>> begin Records supplied

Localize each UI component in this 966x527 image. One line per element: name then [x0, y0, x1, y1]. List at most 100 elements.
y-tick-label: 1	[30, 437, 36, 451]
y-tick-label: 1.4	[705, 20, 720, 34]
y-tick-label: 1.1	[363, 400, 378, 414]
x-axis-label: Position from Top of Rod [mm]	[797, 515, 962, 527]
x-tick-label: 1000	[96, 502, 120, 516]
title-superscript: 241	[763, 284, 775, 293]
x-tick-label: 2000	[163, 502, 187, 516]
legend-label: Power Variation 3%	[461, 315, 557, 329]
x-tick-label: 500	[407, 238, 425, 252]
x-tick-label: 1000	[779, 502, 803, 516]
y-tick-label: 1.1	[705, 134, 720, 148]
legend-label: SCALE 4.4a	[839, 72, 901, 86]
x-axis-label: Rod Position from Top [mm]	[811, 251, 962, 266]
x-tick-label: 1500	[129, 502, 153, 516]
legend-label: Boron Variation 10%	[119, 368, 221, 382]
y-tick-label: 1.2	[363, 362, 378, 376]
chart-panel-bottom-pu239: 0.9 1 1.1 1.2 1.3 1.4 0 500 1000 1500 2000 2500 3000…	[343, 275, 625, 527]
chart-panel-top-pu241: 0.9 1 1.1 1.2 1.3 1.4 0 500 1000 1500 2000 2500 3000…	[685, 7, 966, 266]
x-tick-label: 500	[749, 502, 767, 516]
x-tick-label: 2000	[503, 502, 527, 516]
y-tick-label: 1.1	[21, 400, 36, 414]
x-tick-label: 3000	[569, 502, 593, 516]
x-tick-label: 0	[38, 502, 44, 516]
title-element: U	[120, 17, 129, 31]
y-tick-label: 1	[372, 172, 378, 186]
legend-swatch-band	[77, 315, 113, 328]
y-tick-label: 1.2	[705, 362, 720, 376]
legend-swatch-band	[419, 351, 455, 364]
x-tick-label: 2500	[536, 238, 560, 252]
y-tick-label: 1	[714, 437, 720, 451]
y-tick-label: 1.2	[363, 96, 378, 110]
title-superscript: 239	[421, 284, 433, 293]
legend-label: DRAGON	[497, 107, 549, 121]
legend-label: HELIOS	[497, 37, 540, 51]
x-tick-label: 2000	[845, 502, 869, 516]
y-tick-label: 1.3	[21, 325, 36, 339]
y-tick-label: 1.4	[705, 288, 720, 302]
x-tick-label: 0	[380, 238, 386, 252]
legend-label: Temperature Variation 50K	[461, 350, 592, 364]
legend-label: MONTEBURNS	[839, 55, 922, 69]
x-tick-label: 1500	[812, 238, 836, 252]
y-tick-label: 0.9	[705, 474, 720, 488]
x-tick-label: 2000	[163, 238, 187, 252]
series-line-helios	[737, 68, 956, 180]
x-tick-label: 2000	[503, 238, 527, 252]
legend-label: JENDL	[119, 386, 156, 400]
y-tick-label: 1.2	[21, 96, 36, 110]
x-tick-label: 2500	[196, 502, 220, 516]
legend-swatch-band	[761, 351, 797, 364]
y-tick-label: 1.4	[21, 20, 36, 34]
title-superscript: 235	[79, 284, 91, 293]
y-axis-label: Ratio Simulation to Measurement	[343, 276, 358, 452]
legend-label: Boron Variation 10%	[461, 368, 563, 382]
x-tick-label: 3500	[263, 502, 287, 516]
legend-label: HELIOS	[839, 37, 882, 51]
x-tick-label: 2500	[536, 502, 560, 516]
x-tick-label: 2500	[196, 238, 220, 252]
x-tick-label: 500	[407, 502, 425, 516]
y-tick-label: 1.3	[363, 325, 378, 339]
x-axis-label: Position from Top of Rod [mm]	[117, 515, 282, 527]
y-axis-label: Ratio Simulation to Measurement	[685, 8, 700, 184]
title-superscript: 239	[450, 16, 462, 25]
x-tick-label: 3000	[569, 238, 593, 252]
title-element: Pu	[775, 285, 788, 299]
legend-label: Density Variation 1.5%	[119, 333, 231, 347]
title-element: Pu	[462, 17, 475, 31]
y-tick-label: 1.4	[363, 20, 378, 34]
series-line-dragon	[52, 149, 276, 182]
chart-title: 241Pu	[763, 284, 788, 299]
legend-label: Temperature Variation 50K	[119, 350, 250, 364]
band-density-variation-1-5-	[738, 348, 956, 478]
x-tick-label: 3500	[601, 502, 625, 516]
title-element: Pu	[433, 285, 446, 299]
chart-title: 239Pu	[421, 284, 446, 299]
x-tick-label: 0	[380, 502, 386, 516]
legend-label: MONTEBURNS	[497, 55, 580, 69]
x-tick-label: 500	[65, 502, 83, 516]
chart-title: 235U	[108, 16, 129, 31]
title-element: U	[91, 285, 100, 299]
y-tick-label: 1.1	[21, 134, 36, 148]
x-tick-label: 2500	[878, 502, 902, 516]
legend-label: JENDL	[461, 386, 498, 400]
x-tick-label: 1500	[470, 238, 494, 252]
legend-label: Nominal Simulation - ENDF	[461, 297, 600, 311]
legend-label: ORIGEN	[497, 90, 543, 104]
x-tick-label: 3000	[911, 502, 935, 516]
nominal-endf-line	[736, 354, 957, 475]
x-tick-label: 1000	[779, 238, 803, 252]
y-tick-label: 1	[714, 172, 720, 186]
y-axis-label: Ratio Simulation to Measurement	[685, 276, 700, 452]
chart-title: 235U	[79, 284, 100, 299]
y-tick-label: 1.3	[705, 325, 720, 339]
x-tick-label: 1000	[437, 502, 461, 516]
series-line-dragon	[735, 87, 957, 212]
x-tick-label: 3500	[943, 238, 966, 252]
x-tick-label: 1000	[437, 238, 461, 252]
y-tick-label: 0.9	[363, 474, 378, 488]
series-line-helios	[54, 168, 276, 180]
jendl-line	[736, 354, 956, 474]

>> end Records supplied

Requirements:
Please find each line in the listing above that contains the string "element" and copy those lines. Case counts.

Worked answer:
Localize each UI component in this 966x527 image. One line per element: name then [x0, y0, x1, y1]. List at most 100 elements.
title-element: U	[120, 17, 129, 31]
title-element: Pu	[775, 285, 788, 299]
title-element: Pu	[462, 17, 475, 31]
title-element: Pu	[433, 285, 446, 299]
title-element: U	[91, 285, 100, 299]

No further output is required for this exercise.